• [SUPPLIED MATERIAL]
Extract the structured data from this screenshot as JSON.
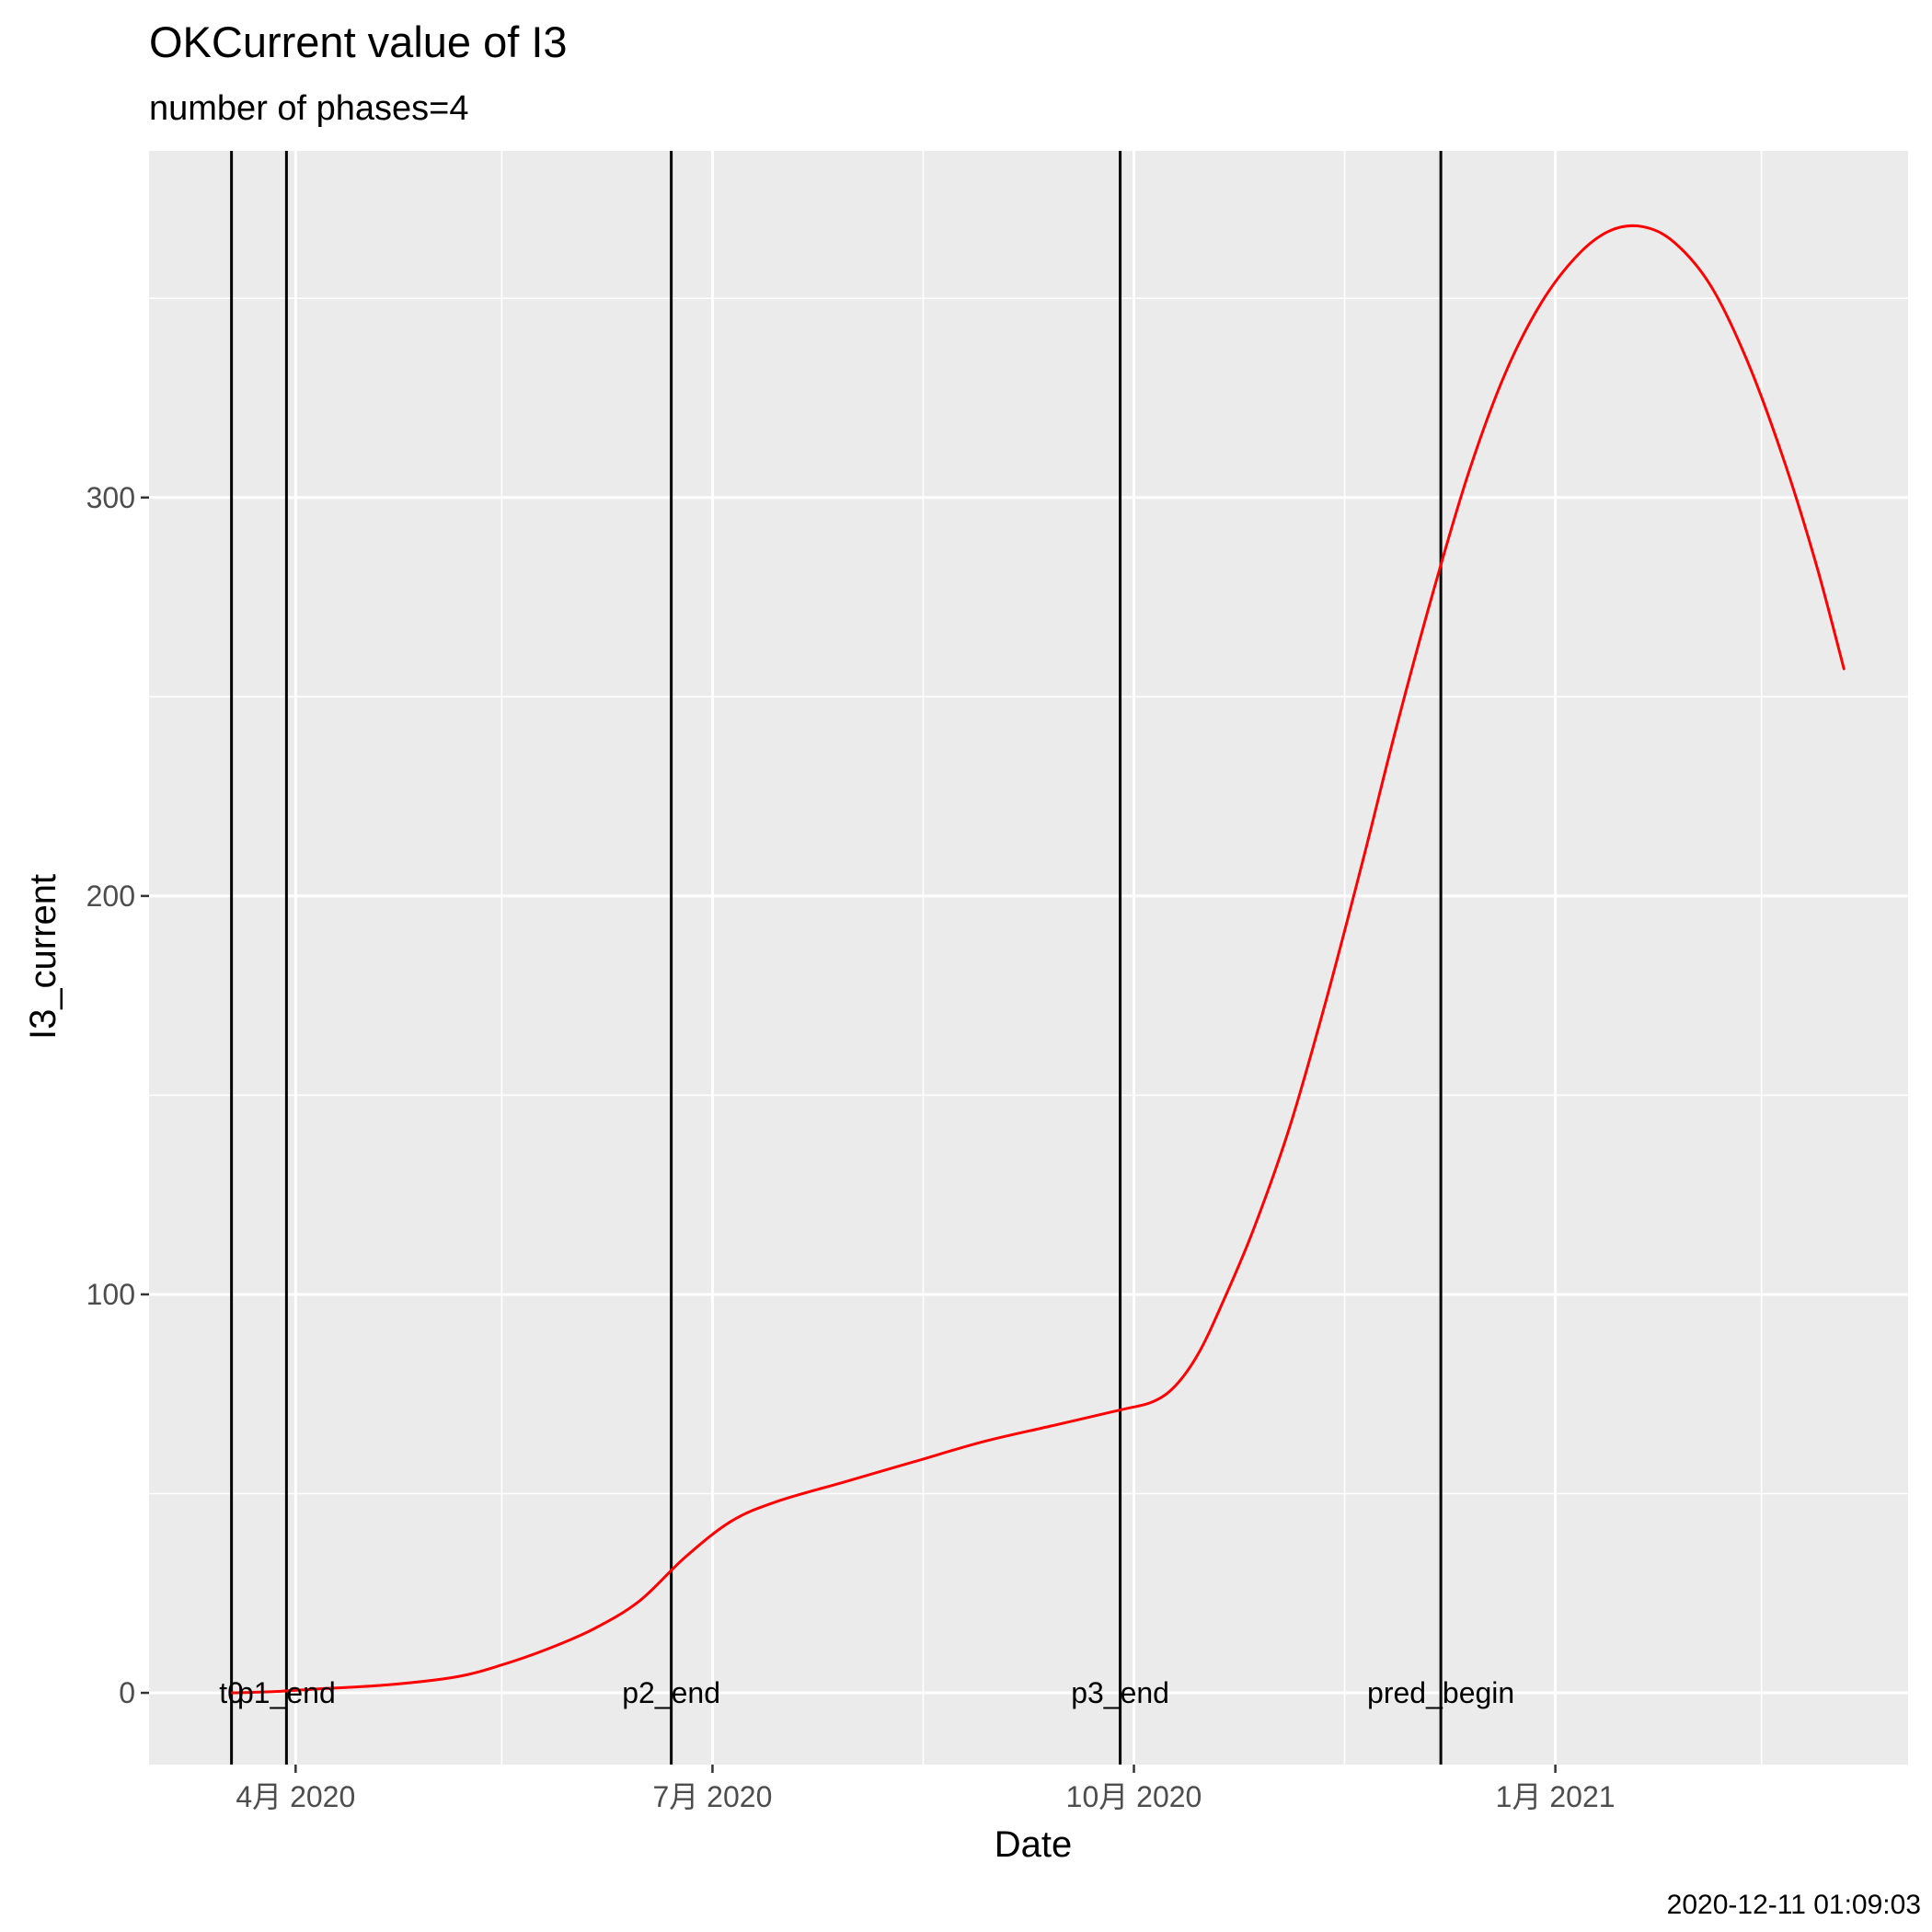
{
  "chart_data": {
    "type": "line",
    "title": "OKCurrent value of I3",
    "subtitle": "number of phases=4",
    "xlabel": "Date",
    "ylabel": "I3_current",
    "caption": "2020-12-11 01:09:03",
    "xlim": [
      "2020-02-29",
      "2021-03-19"
    ],
    "ylim": [
      -18,
      387
    ],
    "grid": true,
    "x_ticks": [
      {
        "date": "2020-04-01",
        "label": "4月 2020"
      },
      {
        "date": "2020-07-01",
        "label": "7月 2020"
      },
      {
        "date": "2020-10-01",
        "label": "10月 2020"
      },
      {
        "date": "2021-01-01",
        "label": "1月 2021"
      }
    ],
    "x_minor_ticks": [
      "2020-05-16",
      "2020-08-16",
      "2020-11-16",
      "2021-02-15"
    ],
    "y_ticks": [
      0,
      100,
      200,
      300
    ],
    "y_minor_ticks": [
      50,
      150,
      250,
      350
    ],
    "series": [
      {
        "color": "#ff0000",
        "points": [
          {
            "x": "2020-03-18",
            "y": 0
          },
          {
            "x": "2020-03-27",
            "y": 0.3
          },
          {
            "x": "2020-04-06",
            "y": 1
          },
          {
            "x": "2020-04-21",
            "y": 2
          },
          {
            "x": "2020-05-06",
            "y": 4
          },
          {
            "x": "2020-05-16",
            "y": 7
          },
          {
            "x": "2020-05-26",
            "y": 11
          },
          {
            "x": "2020-06-05",
            "y": 16
          },
          {
            "x": "2020-06-15",
            "y": 23
          },
          {
            "x": "2020-06-25",
            "y": 34
          },
          {
            "x": "2020-07-05",
            "y": 43
          },
          {
            "x": "2020-07-15",
            "y": 48
          },
          {
            "x": "2020-07-30",
            "y": 53
          },
          {
            "x": "2020-08-14",
            "y": 58
          },
          {
            "x": "2020-08-29",
            "y": 63
          },
          {
            "x": "2020-09-13",
            "y": 67
          },
          {
            "x": "2020-09-28",
            "y": 71
          },
          {
            "x": "2020-10-05",
            "y": 73
          },
          {
            "x": "2020-10-10",
            "y": 77
          },
          {
            "x": "2020-10-15",
            "y": 85
          },
          {
            "x": "2020-10-20",
            "y": 97
          },
          {
            "x": "2020-10-27",
            "y": 116
          },
          {
            "x": "2020-11-04",
            "y": 142
          },
          {
            "x": "2020-11-12",
            "y": 174
          },
          {
            "x": "2020-11-20",
            "y": 209
          },
          {
            "x": "2020-11-27",
            "y": 241
          },
          {
            "x": "2020-12-05",
            "y": 275
          },
          {
            "x": "2020-12-13",
            "y": 306
          },
          {
            "x": "2020-12-21",
            "y": 331
          },
          {
            "x": "2020-12-29",
            "y": 349
          },
          {
            "x": "2021-01-06",
            "y": 361
          },
          {
            "x": "2021-01-13",
            "y": 367
          },
          {
            "x": "2021-01-20",
            "y": 368
          },
          {
            "x": "2021-01-27",
            "y": 364
          },
          {
            "x": "2021-02-04",
            "y": 353
          },
          {
            "x": "2021-02-12",
            "y": 334
          },
          {
            "x": "2021-02-20",
            "y": 309
          },
          {
            "x": "2021-02-27",
            "y": 283
          },
          {
            "x": "2021-03-05",
            "y": 257
          }
        ]
      }
    ],
    "vlines": [
      {
        "date": "2020-03-18",
        "label": "t0"
      },
      {
        "date": "2020-03-30",
        "label": "p1_end"
      },
      {
        "date": "2020-06-22",
        "label": "p2_end"
      },
      {
        "date": "2020-09-28",
        "label": "p3_end"
      },
      {
        "date": "2020-12-07",
        "label": "pred_begin"
      }
    ]
  }
}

• [WHAT IS EXPECTED]
Leave out the pictures and give the rest of the records again exactly.

• [EXPECTED ANSWER]
Extract the structured data from this screenshot as JSON.
{
  "chart_data": {
    "type": "line",
    "title": "OKCurrent value of I3",
    "subtitle": "number of phases=4",
    "xlabel": "Date",
    "ylabel": "I3_current",
    "caption": "2020-12-11 01:09:03",
    "xlim": [
      "2020-02-29",
      "2021-03-19"
    ],
    "ylim": [
      -18,
      387
    ],
    "grid": true,
    "x_ticks": [
      {
        "date": "2020-04-01",
        "label": "4月 2020"
      },
      {
        "date": "2020-07-01",
        "label": "7月 2020"
      },
      {
        "date": "2020-10-01",
        "label": "10月 2020"
      },
      {
        "date": "2021-01-01",
        "label": "1月 2021"
      }
    ],
    "x_minor_ticks": [
      "2020-05-16",
      "2020-08-16",
      "2020-11-16",
      "2021-02-15"
    ],
    "y_ticks": [
      0,
      100,
      200,
      300
    ],
    "y_minor_ticks": [
      50,
      150,
      250,
      350
    ],
    "series": [
      {
        "color": "#ff0000",
        "points": [
          {
            "x": "2020-03-18",
            "y": 0
          },
          {
            "x": "2020-03-27",
            "y": 0.3
          },
          {
            "x": "2020-04-06",
            "y": 1
          },
          {
            "x": "2020-04-21",
            "y": 2
          },
          {
            "x": "2020-05-06",
            "y": 4
          },
          {
            "x": "2020-05-16",
            "y": 7
          },
          {
            "x": "2020-05-26",
            "y": 11
          },
          {
            "x": "2020-06-05",
            "y": 16
          },
          {
            "x": "2020-06-15",
            "y": 23
          },
          {
            "x": "2020-06-25",
            "y": 34
          },
          {
            "x": "2020-07-05",
            "y": 43
          },
          {
            "x": "2020-07-15",
            "y": 48
          },
          {
            "x": "2020-07-30",
            "y": 53
          },
          {
            "x": "2020-08-14",
            "y": 58
          },
          {
            "x": "2020-08-29",
            "y": 63
          },
          {
            "x": "2020-09-13",
            "y": 67
          },
          {
            "x": "2020-09-28",
            "y": 71
          },
          {
            "x": "2020-10-05",
            "y": 73
          },
          {
            "x": "2020-10-10",
            "y": 77
          },
          {
            "x": "2020-10-15",
            "y": 85
          },
          {
            "x": "2020-10-20",
            "y": 97
          },
          {
            "x": "2020-10-27",
            "y": 116
          },
          {
            "x": "2020-11-04",
            "y": 142
          },
          {
            "x": "2020-11-12",
            "y": 174
          },
          {
            "x": "2020-11-20",
            "y": 209
          },
          {
            "x": "2020-11-27",
            "y": 241
          },
          {
            "x": "2020-12-05",
            "y": 275
          },
          {
            "x": "2020-12-13",
            "y": 306
          },
          {
            "x": "2020-12-21",
            "y": 331
          },
          {
            "x": "2020-12-29",
            "y": 349
          },
          {
            "x": "2021-01-06",
            "y": 361
          },
          {
            "x": "2021-01-13",
            "y": 367
          },
          {
            "x": "2021-01-20",
            "y": 368
          },
          {
            "x": "2021-01-27",
            "y": 364
          },
          {
            "x": "2021-02-04",
            "y": 353
          },
          {
            "x": "2021-02-12",
            "y": 334
          },
          {
            "x": "2021-02-20",
            "y": 309
          },
          {
            "x": "2021-02-27",
            "y": 283
          },
          {
            "x": "2021-03-05",
            "y": 257
          }
        ]
      }
    ],
    "vlines": [
      {
        "date": "2020-03-18",
        "label": "t0"
      },
      {
        "date": "2020-03-30",
        "label": "p1_end"
      },
      {
        "date": "2020-06-22",
        "label": "p2_end"
      },
      {
        "date": "2020-09-28",
        "label": "p3_end"
      },
      {
        "date": "2020-12-07",
        "label": "pred_begin"
      }
    ]
  }
}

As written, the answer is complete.